◆ Dataset excerpts
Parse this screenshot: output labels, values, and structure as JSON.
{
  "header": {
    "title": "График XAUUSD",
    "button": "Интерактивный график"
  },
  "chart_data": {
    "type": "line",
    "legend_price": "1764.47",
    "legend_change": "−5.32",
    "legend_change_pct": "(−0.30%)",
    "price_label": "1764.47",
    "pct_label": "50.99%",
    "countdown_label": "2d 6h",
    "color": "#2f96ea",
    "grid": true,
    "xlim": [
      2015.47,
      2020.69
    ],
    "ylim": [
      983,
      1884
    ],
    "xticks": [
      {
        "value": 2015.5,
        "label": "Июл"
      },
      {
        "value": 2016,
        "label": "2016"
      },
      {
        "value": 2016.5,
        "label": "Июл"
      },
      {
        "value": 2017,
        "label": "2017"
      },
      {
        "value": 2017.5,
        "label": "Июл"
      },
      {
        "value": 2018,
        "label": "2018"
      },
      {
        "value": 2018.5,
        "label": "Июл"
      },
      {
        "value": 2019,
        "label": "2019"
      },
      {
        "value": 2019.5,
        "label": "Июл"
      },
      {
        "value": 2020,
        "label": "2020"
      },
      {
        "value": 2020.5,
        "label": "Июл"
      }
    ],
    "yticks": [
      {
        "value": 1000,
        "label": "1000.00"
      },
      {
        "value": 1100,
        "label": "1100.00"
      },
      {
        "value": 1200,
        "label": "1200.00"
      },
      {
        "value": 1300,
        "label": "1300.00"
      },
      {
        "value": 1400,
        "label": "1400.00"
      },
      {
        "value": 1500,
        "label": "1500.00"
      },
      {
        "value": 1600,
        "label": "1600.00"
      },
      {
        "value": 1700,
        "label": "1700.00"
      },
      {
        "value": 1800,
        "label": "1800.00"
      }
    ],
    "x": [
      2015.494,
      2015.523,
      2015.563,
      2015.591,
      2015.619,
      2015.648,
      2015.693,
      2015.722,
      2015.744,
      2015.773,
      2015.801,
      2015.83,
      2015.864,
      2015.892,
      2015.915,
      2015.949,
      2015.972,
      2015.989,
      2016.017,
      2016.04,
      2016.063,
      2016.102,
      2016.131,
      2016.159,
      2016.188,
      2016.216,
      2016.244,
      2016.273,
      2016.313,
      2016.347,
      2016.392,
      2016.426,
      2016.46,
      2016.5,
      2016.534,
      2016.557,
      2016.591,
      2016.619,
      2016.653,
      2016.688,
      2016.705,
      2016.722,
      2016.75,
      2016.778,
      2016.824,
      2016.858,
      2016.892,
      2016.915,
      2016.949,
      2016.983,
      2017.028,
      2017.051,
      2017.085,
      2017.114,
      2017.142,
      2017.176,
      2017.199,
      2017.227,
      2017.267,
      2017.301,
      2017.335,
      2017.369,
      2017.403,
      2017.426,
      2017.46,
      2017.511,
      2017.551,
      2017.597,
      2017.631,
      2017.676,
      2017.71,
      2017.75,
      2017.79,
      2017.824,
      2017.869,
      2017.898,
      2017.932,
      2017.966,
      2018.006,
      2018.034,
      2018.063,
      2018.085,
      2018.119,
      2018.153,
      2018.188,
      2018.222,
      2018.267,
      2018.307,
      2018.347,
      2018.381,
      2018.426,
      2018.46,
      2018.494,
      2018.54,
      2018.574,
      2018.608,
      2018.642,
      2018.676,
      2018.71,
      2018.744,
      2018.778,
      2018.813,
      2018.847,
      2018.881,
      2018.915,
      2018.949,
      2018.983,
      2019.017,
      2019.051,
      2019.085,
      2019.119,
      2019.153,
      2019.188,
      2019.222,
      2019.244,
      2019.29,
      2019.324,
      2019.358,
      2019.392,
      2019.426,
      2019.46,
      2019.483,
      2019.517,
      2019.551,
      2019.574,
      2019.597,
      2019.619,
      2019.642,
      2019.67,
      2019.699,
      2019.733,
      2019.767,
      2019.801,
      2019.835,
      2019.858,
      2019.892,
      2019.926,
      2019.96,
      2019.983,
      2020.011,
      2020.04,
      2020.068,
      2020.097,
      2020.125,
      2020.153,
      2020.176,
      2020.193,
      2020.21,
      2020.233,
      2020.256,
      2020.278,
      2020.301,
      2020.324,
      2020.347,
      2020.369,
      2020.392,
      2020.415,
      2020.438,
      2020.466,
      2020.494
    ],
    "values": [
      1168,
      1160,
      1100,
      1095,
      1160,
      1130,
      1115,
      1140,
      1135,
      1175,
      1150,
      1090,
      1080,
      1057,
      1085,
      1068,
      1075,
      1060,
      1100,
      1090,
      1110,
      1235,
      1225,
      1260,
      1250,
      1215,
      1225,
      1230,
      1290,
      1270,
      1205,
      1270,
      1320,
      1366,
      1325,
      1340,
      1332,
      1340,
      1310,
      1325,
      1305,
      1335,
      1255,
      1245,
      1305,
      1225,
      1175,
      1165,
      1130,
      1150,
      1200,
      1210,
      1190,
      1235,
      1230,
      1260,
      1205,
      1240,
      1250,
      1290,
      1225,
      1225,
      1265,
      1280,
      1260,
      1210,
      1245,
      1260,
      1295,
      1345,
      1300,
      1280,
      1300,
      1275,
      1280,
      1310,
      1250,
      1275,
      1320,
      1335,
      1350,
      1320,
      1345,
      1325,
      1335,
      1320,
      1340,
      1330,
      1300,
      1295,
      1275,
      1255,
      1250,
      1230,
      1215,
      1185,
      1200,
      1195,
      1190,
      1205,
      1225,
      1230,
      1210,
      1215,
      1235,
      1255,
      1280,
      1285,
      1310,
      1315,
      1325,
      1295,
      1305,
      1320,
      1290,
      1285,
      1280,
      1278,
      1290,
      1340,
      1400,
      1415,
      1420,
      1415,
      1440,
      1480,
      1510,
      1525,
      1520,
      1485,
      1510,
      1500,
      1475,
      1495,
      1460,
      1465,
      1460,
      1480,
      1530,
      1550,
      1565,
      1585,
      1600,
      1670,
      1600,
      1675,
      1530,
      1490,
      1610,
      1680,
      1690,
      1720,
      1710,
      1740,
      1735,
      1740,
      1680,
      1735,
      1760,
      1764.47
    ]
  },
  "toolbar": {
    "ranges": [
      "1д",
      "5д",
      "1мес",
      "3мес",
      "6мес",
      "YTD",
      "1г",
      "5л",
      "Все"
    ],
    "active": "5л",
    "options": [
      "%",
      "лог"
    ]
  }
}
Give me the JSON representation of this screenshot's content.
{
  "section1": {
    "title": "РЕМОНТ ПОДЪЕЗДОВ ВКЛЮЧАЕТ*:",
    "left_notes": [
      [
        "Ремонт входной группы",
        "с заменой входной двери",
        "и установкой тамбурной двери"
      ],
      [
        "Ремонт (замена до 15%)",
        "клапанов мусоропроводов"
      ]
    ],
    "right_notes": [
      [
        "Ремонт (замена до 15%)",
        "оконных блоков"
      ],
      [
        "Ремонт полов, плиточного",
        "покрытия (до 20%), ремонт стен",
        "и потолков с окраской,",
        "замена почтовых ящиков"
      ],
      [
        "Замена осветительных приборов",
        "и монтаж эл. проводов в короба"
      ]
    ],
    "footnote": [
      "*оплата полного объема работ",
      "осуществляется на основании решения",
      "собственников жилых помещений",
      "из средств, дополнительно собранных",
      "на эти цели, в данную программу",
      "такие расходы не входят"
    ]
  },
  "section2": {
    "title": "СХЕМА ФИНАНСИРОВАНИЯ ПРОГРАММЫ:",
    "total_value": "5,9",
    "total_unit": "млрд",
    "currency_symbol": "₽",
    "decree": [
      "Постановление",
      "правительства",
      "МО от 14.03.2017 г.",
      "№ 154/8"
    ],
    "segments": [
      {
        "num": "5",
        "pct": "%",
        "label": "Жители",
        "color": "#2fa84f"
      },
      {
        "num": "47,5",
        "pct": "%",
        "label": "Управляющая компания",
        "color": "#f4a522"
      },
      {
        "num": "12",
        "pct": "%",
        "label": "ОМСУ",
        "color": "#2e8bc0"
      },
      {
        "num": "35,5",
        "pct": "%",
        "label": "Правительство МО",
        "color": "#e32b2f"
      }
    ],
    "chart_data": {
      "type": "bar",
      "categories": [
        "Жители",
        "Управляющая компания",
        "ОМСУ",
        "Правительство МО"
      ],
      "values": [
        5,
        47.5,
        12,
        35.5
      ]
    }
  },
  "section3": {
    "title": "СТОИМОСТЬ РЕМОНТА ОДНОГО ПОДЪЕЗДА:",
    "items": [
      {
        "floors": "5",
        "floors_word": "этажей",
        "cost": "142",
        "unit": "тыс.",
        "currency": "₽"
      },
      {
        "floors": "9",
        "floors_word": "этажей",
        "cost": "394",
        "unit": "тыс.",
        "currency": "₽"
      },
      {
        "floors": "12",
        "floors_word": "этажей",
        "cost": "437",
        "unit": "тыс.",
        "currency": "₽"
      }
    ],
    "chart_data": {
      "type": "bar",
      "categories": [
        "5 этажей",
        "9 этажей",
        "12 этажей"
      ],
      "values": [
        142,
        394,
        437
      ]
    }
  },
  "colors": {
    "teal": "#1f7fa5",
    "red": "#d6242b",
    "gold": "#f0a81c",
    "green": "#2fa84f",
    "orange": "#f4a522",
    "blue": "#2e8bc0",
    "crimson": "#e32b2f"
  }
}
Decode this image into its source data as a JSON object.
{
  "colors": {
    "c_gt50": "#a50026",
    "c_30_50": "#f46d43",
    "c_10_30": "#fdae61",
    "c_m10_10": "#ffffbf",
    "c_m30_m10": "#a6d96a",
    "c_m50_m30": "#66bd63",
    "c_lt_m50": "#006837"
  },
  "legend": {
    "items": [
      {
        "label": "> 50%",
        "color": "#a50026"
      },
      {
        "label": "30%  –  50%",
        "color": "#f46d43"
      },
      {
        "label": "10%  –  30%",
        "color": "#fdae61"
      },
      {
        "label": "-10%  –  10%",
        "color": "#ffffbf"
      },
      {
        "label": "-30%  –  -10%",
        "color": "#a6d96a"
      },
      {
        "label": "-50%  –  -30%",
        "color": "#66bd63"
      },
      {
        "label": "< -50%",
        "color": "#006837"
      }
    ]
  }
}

◆ To do
Search the data for "входной". Copy every matching line.

◆ Written answer
        "Ремонт входной группы",
        "с заменой входной двери",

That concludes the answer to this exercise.